**GIVEN EXERCISE:**
Determine the number of lines that contain the word "annotations", then state that number and nothing more.

Stored data entries
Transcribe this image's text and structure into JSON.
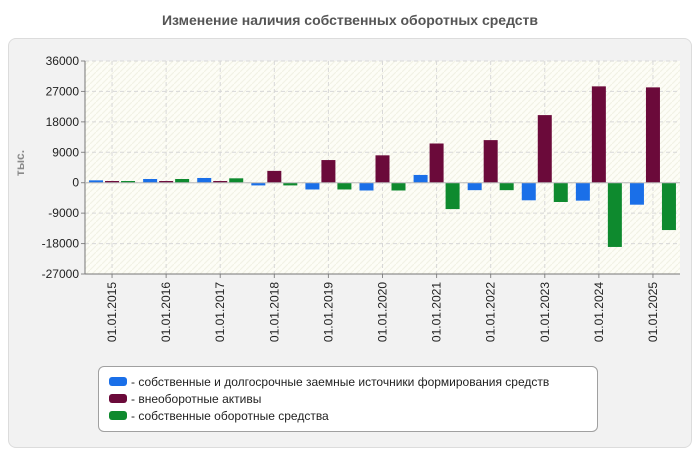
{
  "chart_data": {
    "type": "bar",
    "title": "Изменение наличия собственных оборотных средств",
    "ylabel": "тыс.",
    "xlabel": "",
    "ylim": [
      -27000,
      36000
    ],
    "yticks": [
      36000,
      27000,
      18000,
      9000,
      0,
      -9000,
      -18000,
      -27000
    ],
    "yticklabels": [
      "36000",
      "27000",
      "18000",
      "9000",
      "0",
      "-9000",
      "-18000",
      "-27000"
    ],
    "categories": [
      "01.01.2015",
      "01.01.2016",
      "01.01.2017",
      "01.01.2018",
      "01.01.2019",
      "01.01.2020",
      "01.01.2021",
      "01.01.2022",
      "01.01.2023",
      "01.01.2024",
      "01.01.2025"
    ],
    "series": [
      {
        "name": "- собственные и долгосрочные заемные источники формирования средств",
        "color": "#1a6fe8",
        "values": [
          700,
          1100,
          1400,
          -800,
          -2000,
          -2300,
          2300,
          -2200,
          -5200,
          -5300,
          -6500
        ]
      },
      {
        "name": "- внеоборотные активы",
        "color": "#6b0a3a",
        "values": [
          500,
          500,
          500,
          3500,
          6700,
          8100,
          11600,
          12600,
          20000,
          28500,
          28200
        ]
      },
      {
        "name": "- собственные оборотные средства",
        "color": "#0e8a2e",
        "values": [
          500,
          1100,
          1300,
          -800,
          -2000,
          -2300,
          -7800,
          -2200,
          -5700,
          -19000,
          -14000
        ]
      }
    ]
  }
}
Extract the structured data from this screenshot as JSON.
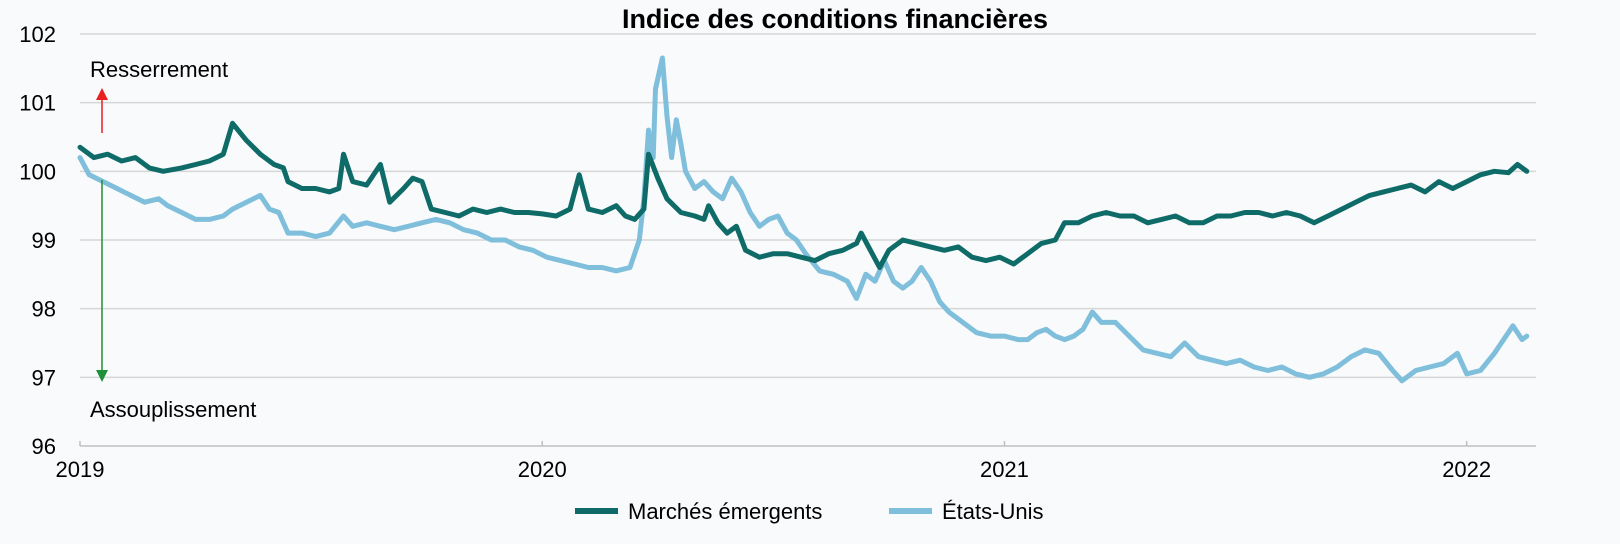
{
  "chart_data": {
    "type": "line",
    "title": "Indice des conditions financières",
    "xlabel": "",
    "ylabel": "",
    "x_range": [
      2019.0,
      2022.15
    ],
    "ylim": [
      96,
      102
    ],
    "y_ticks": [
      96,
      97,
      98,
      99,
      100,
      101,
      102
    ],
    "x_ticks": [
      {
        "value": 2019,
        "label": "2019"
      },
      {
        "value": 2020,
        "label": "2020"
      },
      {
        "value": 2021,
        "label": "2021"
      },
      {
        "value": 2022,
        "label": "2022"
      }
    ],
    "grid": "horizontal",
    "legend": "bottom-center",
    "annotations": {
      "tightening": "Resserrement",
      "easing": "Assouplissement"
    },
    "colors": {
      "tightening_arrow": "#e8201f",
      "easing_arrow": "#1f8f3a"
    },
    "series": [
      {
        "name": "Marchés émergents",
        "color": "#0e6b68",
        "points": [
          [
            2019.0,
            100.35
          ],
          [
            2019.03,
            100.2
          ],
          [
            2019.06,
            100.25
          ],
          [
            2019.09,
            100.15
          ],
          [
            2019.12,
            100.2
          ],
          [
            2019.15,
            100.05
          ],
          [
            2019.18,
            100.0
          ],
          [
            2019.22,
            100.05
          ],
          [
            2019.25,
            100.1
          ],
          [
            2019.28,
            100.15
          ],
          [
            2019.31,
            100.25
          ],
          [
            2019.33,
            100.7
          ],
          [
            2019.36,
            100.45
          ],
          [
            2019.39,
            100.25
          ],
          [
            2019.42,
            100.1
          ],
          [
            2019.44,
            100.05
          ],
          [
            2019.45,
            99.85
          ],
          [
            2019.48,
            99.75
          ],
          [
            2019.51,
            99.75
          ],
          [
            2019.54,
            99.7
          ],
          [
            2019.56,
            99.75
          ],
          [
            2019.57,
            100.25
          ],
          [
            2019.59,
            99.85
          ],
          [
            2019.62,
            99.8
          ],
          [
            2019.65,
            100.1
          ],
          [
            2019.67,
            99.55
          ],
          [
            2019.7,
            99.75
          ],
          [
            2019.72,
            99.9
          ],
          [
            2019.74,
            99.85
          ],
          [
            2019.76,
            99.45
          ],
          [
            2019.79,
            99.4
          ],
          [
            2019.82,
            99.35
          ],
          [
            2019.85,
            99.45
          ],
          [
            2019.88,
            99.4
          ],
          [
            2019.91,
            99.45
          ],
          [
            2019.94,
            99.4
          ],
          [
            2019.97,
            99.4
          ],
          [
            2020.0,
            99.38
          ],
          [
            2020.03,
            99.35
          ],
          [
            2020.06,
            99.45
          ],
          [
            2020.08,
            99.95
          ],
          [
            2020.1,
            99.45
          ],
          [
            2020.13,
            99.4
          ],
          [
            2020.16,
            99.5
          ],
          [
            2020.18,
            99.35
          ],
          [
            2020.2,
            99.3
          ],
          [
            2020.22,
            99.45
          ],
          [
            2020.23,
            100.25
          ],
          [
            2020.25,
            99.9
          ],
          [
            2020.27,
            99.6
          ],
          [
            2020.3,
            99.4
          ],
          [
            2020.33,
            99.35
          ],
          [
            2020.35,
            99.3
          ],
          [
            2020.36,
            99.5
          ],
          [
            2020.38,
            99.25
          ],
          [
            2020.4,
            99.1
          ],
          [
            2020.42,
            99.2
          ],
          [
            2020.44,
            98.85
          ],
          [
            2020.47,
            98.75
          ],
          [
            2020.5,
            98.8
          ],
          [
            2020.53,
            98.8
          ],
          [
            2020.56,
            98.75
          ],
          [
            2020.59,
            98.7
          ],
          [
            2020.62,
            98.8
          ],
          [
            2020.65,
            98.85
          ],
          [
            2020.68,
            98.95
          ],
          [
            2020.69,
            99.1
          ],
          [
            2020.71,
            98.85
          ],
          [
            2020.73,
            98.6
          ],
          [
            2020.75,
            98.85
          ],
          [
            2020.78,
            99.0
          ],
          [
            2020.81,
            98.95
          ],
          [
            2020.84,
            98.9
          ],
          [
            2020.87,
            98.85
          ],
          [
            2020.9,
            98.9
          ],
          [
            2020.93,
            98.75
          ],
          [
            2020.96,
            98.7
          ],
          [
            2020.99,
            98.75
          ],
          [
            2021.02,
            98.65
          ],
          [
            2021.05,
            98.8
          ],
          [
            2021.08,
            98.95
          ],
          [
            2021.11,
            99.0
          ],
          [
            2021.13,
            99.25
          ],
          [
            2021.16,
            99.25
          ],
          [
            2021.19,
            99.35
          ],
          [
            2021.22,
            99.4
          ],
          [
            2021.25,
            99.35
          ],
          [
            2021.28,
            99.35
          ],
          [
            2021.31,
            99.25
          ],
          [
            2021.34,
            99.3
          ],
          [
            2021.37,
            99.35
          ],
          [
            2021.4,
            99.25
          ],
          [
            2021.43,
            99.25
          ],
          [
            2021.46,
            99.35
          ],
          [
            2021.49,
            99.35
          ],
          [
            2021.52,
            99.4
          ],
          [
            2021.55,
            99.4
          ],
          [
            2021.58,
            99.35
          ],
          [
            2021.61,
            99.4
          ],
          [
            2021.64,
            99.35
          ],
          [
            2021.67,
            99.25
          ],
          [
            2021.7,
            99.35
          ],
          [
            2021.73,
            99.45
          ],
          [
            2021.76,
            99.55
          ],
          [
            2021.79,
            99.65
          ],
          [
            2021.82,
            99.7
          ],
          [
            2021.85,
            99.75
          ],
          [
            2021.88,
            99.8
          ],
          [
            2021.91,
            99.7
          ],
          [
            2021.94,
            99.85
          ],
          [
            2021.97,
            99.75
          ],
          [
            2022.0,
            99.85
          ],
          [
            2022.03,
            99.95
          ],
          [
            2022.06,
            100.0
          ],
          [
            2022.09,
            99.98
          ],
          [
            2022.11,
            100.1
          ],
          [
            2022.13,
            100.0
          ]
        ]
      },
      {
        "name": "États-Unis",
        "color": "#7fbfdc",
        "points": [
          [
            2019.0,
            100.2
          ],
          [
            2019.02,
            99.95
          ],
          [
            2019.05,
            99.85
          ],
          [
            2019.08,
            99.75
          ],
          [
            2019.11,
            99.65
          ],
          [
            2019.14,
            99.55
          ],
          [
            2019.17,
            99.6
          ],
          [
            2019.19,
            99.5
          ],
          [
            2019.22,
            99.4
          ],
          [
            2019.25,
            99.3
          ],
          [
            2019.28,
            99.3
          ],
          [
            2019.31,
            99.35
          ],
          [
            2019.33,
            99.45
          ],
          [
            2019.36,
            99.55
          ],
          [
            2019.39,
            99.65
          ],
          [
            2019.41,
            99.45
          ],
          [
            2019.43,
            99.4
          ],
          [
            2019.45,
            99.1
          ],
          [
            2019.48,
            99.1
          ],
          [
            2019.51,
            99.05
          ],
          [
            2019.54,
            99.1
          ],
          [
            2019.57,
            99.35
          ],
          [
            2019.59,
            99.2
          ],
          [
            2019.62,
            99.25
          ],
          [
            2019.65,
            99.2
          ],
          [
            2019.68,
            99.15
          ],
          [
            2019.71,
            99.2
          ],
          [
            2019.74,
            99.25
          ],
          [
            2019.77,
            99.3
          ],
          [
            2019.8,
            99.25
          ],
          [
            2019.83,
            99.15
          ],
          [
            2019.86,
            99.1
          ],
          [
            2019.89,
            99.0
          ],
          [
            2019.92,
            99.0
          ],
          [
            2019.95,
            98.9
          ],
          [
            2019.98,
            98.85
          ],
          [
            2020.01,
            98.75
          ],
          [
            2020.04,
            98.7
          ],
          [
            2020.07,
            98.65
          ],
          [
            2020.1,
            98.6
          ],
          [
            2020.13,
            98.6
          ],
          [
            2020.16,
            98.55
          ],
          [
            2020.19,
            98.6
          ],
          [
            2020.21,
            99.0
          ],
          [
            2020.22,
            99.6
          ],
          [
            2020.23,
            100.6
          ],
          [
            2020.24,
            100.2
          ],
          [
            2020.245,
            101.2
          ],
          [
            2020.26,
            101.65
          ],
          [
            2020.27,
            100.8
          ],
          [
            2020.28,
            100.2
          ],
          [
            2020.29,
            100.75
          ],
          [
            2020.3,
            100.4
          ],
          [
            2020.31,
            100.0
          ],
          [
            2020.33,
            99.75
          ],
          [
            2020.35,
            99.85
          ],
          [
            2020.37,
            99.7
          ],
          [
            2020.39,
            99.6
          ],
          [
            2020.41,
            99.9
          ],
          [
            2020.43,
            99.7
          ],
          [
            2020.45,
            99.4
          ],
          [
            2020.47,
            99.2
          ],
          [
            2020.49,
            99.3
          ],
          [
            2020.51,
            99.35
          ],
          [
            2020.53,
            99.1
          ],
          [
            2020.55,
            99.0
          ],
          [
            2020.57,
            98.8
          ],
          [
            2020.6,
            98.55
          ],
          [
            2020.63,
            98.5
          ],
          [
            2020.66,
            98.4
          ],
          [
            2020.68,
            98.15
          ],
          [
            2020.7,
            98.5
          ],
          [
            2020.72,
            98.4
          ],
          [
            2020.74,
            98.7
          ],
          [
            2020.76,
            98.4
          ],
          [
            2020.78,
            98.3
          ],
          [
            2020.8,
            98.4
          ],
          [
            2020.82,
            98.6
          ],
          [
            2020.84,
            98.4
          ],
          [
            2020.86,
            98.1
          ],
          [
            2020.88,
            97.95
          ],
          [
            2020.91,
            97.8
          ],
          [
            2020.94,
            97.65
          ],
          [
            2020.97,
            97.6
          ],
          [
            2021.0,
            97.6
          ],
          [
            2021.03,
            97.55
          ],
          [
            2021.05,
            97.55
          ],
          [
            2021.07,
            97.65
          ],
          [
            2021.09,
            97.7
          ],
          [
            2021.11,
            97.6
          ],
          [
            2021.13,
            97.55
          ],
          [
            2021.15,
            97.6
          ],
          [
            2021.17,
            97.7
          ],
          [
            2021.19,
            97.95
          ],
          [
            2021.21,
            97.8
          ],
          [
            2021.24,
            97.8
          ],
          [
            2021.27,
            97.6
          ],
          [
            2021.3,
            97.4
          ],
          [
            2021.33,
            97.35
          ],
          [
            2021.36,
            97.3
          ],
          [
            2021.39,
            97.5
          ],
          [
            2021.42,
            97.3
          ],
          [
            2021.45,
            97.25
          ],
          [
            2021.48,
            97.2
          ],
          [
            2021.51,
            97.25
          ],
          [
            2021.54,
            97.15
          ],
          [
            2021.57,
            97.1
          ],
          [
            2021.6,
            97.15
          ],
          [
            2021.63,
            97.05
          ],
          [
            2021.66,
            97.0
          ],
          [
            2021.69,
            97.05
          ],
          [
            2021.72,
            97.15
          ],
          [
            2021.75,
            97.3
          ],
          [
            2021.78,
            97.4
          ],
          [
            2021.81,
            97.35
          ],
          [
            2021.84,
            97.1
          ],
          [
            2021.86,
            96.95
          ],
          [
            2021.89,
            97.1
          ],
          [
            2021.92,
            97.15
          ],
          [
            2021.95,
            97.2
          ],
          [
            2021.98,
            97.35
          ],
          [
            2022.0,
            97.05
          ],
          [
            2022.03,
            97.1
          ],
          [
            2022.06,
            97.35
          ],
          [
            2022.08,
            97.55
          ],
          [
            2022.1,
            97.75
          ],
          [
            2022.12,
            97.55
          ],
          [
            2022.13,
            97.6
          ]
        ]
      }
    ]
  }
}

* * *

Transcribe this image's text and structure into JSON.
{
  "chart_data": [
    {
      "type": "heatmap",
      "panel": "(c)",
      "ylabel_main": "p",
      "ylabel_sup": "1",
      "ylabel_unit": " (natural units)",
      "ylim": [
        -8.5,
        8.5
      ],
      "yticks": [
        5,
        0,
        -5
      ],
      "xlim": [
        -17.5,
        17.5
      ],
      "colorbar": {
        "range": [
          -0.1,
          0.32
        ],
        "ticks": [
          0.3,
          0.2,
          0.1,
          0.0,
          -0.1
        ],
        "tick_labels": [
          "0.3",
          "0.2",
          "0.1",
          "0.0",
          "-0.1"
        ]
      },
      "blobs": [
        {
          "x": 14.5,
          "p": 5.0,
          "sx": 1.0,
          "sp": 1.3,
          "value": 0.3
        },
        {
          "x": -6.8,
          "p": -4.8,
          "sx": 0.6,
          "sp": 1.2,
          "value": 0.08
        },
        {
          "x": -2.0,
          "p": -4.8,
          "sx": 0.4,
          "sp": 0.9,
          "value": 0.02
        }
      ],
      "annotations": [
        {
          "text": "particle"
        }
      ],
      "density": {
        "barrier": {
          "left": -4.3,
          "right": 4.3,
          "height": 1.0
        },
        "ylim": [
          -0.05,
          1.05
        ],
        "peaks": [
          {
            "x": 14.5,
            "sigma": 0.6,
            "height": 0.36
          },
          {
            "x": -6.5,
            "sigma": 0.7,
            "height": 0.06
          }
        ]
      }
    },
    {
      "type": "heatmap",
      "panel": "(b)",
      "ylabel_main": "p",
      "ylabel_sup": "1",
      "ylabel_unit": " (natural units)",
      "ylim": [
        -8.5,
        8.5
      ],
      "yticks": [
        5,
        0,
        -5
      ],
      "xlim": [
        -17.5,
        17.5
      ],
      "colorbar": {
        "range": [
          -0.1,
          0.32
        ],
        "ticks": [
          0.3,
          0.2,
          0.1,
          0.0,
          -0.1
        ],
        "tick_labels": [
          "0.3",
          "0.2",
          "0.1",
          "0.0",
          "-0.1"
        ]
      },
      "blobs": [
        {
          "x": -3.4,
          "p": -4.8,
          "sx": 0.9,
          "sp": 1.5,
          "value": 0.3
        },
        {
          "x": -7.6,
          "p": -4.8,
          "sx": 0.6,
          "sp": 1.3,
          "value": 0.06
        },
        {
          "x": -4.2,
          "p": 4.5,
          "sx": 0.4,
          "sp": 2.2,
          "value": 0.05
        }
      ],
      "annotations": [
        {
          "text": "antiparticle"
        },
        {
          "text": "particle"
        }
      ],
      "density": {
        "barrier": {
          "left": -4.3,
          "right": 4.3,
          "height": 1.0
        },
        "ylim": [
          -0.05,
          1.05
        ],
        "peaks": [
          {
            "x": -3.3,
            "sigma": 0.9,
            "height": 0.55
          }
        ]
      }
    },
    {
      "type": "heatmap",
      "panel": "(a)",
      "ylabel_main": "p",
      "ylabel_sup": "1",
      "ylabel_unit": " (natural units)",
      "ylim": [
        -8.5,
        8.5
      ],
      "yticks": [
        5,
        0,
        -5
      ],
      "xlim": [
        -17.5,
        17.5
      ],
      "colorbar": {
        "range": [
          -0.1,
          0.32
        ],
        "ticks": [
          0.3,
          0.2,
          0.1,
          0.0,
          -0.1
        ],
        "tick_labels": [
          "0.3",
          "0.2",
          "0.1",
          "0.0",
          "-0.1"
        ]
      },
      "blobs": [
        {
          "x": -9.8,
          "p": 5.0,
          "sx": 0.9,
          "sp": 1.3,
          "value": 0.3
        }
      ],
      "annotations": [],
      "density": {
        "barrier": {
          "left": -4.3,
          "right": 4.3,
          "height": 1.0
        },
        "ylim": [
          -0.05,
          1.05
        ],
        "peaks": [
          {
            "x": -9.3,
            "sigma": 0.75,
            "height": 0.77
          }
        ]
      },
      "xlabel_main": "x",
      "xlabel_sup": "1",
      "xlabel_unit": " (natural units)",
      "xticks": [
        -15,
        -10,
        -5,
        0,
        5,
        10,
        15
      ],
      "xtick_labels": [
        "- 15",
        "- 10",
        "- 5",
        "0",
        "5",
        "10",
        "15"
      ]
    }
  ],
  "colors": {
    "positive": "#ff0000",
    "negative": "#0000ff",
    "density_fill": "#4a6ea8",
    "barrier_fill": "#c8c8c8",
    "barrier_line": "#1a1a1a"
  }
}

**RESPONSE BELOW:**
4